■ **What to do**
Copy every line that holds "July".

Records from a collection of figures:
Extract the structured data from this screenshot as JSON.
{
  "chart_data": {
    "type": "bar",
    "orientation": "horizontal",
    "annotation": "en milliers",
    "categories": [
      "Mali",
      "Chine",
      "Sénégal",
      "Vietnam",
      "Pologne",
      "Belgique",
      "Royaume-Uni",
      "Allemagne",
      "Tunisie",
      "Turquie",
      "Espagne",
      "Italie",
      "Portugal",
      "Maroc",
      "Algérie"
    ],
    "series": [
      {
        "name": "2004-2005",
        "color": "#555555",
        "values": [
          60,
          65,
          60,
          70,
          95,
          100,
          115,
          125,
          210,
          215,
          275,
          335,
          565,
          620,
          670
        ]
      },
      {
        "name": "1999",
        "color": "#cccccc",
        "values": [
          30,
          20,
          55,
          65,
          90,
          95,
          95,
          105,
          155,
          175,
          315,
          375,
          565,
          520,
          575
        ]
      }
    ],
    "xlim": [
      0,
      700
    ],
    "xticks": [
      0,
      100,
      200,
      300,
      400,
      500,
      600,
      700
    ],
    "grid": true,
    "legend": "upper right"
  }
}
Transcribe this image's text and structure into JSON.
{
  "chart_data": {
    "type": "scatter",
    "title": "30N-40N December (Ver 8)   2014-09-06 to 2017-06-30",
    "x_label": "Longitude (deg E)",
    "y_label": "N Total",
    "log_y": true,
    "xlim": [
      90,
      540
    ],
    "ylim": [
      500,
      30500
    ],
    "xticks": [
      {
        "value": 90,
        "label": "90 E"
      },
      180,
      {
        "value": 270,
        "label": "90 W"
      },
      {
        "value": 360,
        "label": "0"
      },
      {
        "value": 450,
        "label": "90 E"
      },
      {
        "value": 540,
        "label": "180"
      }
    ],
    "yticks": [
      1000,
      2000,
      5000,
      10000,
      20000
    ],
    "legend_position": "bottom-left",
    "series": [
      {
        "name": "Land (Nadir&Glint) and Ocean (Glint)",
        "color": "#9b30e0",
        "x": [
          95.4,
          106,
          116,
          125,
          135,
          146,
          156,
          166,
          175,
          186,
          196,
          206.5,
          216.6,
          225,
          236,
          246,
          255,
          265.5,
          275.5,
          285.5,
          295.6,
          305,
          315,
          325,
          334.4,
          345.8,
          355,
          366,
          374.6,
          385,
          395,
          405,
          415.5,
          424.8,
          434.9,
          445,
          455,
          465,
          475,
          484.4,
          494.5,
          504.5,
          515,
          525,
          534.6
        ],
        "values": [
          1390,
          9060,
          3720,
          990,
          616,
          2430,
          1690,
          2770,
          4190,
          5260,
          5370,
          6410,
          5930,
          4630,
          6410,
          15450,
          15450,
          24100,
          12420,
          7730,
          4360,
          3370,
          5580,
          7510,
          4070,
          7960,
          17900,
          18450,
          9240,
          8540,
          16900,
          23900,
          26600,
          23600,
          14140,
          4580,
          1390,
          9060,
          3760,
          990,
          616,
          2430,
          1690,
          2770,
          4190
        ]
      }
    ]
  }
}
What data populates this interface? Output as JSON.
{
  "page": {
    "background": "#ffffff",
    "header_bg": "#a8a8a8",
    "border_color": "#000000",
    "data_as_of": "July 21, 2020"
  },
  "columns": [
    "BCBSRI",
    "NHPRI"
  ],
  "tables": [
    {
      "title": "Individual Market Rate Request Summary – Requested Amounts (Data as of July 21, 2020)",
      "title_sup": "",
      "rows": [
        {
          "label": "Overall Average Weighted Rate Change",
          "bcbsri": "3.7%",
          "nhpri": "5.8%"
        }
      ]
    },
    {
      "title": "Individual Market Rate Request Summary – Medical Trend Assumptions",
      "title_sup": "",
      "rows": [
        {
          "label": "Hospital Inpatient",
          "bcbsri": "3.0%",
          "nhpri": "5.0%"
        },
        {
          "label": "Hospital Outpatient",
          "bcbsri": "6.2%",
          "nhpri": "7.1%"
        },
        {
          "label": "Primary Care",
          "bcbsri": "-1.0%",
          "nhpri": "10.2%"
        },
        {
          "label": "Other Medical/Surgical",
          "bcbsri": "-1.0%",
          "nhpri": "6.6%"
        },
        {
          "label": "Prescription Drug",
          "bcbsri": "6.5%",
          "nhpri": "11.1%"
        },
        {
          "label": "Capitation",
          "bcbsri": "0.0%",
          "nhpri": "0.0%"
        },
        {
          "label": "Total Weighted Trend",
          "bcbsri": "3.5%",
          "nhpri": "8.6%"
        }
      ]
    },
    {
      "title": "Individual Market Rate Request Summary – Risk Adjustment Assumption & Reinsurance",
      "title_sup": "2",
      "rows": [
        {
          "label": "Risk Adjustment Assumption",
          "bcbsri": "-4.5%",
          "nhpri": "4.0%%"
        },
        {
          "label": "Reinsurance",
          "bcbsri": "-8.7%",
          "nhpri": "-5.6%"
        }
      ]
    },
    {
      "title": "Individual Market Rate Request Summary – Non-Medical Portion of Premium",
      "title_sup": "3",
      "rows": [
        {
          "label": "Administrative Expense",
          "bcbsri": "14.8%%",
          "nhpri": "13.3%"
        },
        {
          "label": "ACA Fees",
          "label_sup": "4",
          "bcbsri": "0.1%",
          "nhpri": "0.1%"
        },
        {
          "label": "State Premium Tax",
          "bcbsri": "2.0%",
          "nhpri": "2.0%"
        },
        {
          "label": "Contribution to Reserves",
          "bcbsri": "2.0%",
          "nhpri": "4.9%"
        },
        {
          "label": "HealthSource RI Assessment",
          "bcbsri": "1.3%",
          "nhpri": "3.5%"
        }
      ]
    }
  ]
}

■ **Result of the task**
    "data_as_of": "July 21, 2020"
      "title": "Individual Market Rate Request Summary – Requested Amounts (Data as of July 21, 2020)",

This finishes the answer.